## Work to do
Omit the pictures, please, and give each record below again exactly.

## Records
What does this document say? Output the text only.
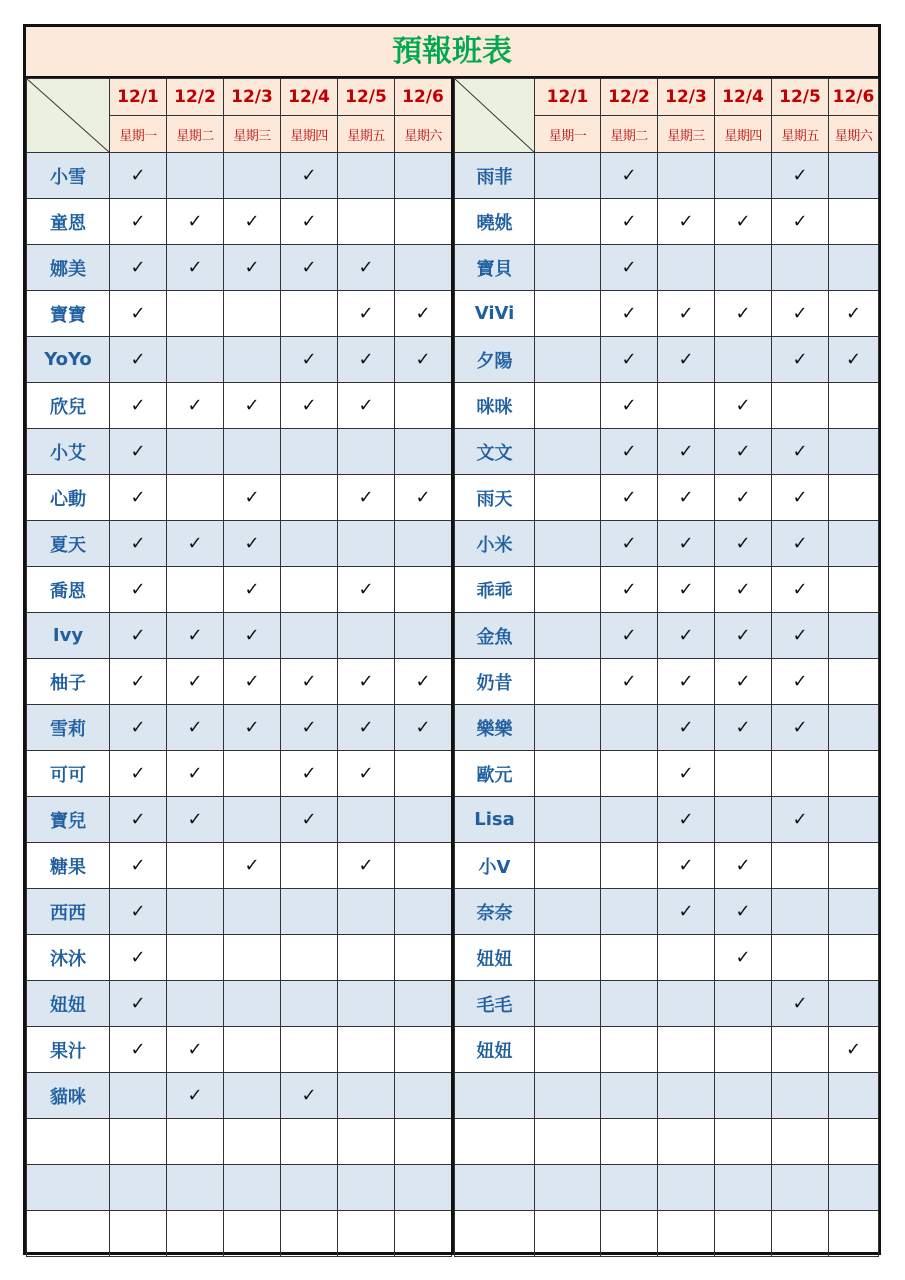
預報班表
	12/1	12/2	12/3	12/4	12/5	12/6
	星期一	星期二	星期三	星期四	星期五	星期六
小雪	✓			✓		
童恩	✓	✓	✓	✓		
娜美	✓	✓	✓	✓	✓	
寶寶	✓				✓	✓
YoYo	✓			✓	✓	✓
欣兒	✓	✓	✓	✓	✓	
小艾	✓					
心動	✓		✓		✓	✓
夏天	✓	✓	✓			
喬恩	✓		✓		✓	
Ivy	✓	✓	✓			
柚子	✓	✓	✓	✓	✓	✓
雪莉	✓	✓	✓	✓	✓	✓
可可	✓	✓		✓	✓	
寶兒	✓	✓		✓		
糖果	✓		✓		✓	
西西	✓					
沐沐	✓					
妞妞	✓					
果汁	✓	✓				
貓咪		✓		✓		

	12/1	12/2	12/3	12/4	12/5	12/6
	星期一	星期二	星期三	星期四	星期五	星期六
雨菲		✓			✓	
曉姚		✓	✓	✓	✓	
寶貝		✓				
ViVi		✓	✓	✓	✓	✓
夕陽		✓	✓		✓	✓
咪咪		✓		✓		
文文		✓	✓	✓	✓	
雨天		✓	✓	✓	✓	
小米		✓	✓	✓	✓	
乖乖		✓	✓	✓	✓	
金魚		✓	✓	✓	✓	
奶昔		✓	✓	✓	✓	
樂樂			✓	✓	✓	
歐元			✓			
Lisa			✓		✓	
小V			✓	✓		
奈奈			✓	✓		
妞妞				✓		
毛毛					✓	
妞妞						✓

## The result
What does this document say? Output the text only.
預報班表
	12/1	12/2	12/3	12/4	12/5	12/6
	星期一	星期二	星期三	星期四	星期五	星期六
小雪	✓			✓		
童恩	✓	✓	✓	✓		
娜美	✓	✓	✓	✓	✓	
寶寶	✓				✓	✓
YoYo	✓			✓	✓	✓
欣兒	✓	✓	✓	✓	✓	
小艾	✓					
心動	✓		✓		✓	✓
夏天	✓	✓	✓			
喬恩	✓		✓		✓	
Ivy	✓	✓	✓			
柚子	✓	✓	✓	✓	✓	✓
雪莉	✓	✓	✓	✓	✓	✓
可可	✓	✓		✓	✓	
寶兒	✓	✓		✓		
糖果	✓		✓		✓	
西西	✓					
沐沐	✓					
妞妞	✓					
果汁	✓	✓				
貓咪		✓		✓		

	12/1	12/2	12/3	12/4	12/5	12/6
	星期一	星期二	星期三	星期四	星期五	星期六
雨菲		✓			✓	
曉姚		✓	✓	✓	✓	
寶貝		✓				
ViVi		✓	✓	✓	✓	✓
夕陽		✓	✓		✓	✓
咪咪		✓		✓		
文文		✓	✓	✓	✓	
雨天		✓	✓	✓	✓	
小米		✓	✓	✓	✓	
乖乖		✓	✓	✓	✓	
金魚		✓	✓	✓	✓	
奶昔		✓	✓	✓	✓	
樂樂			✓	✓	✓	
歐元			✓			
Lisa			✓		✓	
小V			✓	✓		
奈奈			✓	✓		
妞妞				✓		
毛毛					✓	
妞妞						✓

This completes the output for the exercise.